■ Exercise ■
Repeat all the material exactly; pictures stay out of your copy.

>>>

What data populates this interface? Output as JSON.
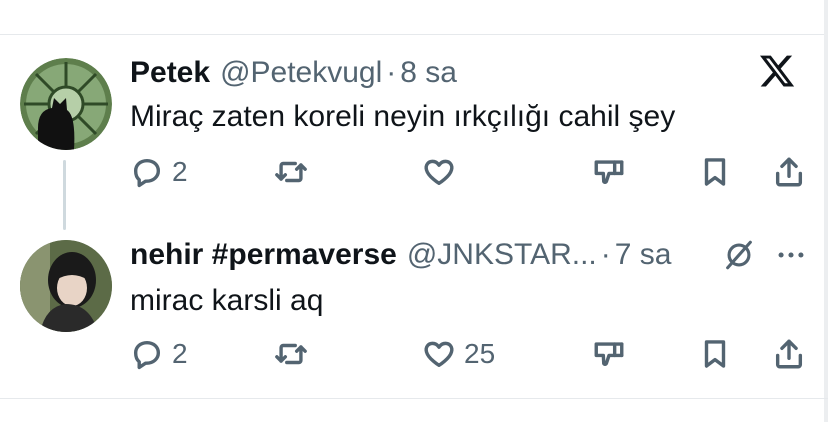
{
  "tweets": [
    {
      "name": "Petek",
      "handle": "@Petekvugl",
      "separator": "·",
      "time": "8 sa",
      "text": "Miraç zaten koreli neyin ırkçılığı cahil şey",
      "replies": "2",
      "retweets": "",
      "likes": ""
    },
    {
      "name": "nehir #permaverse",
      "handle": "@JNKSTAR...",
      "separator": "·",
      "time": "7 sa",
      "text": "mirac karsli aq",
      "replies": "2",
      "retweets": "",
      "likes": "25"
    }
  ],
  "colors": {
    "text_primary": "#0f1419",
    "text_secondary": "#536471",
    "divider": "#e6e9ec",
    "thread_line": "#cfd9de"
  },
  "icons": [
    "x-logo-icon",
    "reply-icon",
    "retweet-icon",
    "like-icon",
    "dislike-icon",
    "bookmark-icon",
    "share-icon",
    "grok-icon",
    "more-icon"
  ]
}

<<<

■ Problem solution ■
What data populates this interface? Output as JSON.
{
  "tweets": [
    {
      "name": "Petek",
      "handle": "@Petekvugl",
      "separator": "·",
      "time": "8 sa",
      "text": "Miraç zaten koreli neyin ırkçılığı cahil şey",
      "replies": "2",
      "retweets": "",
      "likes": ""
    },
    {
      "name": "nehir #permaverse",
      "handle": "@JNKSTAR...",
      "separator": "·",
      "time": "7 sa",
      "text": "mirac karsli aq",
      "replies": "2",
      "retweets": "",
      "likes": "25"
    }
  ],
  "colors": {
    "text_primary": "#0f1419",
    "text_secondary": "#536471",
    "divider": "#e6e9ec",
    "thread_line": "#cfd9de"
  },
  "icons": [
    "x-logo-icon",
    "reply-icon",
    "retweet-icon",
    "like-icon",
    "dislike-icon",
    "bookmark-icon",
    "share-icon",
    "grok-icon",
    "more-icon"
  ]
}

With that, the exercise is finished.